SET TASKS:
(A) Translate this sentence from the average acceleration text into Spanish: "Acceleration is defined as the rate of change of velocity."
(B) For each statement, say whether it agrees with the average acceleration text. Give yes or no, and quote the words that decide it. (i) Acceleration is denoted by the letter "v." (ii) Δt stands for the total time over which the velocity is changing. (iii) In the marble example, the velocity goes up by 30 cm/s each second.
(C) Carry on with the average acceleration text from where it stops.

BEGIN TEXT PASSAGE

Average Acceleration Formula

Acceleration is defined as the rate of change of velocity. It is denoted by ‘a’ and is measured in the units of m/s2. For a particular interval, the average acceleration is defined as the change in velocity for that particular interval. Unlike acceleration, the average acceleration is calculated for a given interval.


Average acceleration is calculated by the following formula,

\(\begin{array}{l}Average\,Acceleration = \Delta{v}/\Delta{t}\end{array} \)

Here, Δ v is the change in velocity and Δ t is the total time over which the velocity is changing.


\(\begin{array}{l}Average Acceleration = v_{f} – v_{i}/ t_{f} – t_{i}\end{array} \)

vf is the final velocity
vi is the initial velocity
ti is the initial time
tf is the final time

Also, if the object shows different velocities, such as v1, v2, v3…vn for different time intervals such as t1, t2, t3…t3 respectively, the average acceleration is calculated using the following formula,

\(\begin{array}{l}Average\,Acceleration = v_{1}+ v_{2}+ v_{3}+…..+v_{n}/ t_{1}+ t_{2}+ t_{3}+….+t_{n}\end{array} \)

Real-Life Example

If the velocity of a marble increases from 0 to 60 cm/s in 3 seconds, its average acceleration would be 20 cm/s2. Meaning that the marble’s velocity will go up by 20 cm/s each second.

END TEXT PASSAGE
BEGIN SUPPLIED DATA

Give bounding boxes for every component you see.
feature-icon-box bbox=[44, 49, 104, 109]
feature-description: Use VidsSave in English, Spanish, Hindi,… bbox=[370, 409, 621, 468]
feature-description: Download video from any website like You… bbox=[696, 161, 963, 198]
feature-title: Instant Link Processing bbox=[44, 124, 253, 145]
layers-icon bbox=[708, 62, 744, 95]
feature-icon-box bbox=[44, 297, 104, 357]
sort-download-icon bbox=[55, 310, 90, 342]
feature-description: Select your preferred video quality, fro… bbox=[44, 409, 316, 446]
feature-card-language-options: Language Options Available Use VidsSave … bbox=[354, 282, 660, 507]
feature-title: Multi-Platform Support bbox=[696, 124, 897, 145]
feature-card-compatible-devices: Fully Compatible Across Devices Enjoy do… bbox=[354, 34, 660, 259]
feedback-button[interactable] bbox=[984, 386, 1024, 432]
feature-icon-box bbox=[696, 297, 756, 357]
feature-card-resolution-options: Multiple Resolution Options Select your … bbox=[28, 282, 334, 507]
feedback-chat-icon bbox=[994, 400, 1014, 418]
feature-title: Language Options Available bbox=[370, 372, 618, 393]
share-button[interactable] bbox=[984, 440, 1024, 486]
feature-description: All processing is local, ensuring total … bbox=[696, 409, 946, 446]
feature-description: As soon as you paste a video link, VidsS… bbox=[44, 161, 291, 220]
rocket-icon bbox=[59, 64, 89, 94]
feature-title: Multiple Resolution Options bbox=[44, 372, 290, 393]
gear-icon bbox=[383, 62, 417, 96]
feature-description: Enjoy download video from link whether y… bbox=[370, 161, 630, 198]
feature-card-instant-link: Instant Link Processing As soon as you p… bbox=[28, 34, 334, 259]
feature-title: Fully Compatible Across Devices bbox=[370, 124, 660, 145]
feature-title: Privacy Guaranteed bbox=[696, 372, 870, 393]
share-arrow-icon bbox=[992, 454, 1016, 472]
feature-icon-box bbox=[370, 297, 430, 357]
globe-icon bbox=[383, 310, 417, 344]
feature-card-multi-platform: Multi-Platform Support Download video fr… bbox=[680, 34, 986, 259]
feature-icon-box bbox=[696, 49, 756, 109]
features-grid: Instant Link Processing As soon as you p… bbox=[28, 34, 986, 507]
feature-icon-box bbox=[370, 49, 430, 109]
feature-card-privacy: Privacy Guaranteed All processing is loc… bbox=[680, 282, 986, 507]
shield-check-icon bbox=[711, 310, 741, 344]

END SUPPLIED DATA

EXPECTED ANSWERS:
(A) La aceleración se define como la tasa de cambio de la velocidad.

(B)
(i) No: "It is denoted by ‘a’"
(ii) Yes: "Δ t is the total time over which the velocity is changing"
(iii) No: "the marble’s velocity will go up by 20 cm/s each second"

(C)
Average acceleration Problems

Example 1: A bus accelerates with an initial velocity of 10 m/s for 5s then 20m/s for 4s finally for 15 m/s for 8s. What can be said about the average acceleration of the bus?

It is given that, the velocities of the bus at different time intervals is, v1 = 10 m/s, v2 = 20m/s, v3 = 15m/s
The time intervals for which the object possesses these velocities are t1 = 5s, t2 = 4s, t3 = 8s
Hence, over the interval, the total velocity can be given as the sum of these velocities.

\(\begin{array}{l}\Delta v = 10+20+15=45 \frac{m}{s}\end{array} \)

Similarly, the total time interval can be given as the sum of these intervals,

\(\begin{array}{l}\Delta t = t _{1}+ t_{2}+ t_{3}= 5+4+8 = 17s\end{array} \)

Using the above formula for average acceleration, we get,


\(\begin{array}{l}Average\,Acceleration = \Delta {v}/\Delta{t}\end{array} \)

\(\begin{array}{l}Average\,acceleration = \frac{45}{17} = 2.65 \frac{m}{s^{2}}\end{array} \)

Question 2: A sparrow, while going back to its nest accelerates to 6 m/s from 3 m/s in 5s. What can we say about its average acceleration?

Given: The initial velocity ,vi = 3m/s

              The final velocity, vf = 6m/s
              Total time for which the acceleration takes place, t = 5 s

\(\begin{array}{l}Average Acceleration = v_{f} – v_{i}/ t_{f} – t_{i}\end{array} \)

\(\begin{array}{l}Average acceleration = \frac{6-3}{5} = 0.6 \frac{m}{s^{2}}\end{array} \)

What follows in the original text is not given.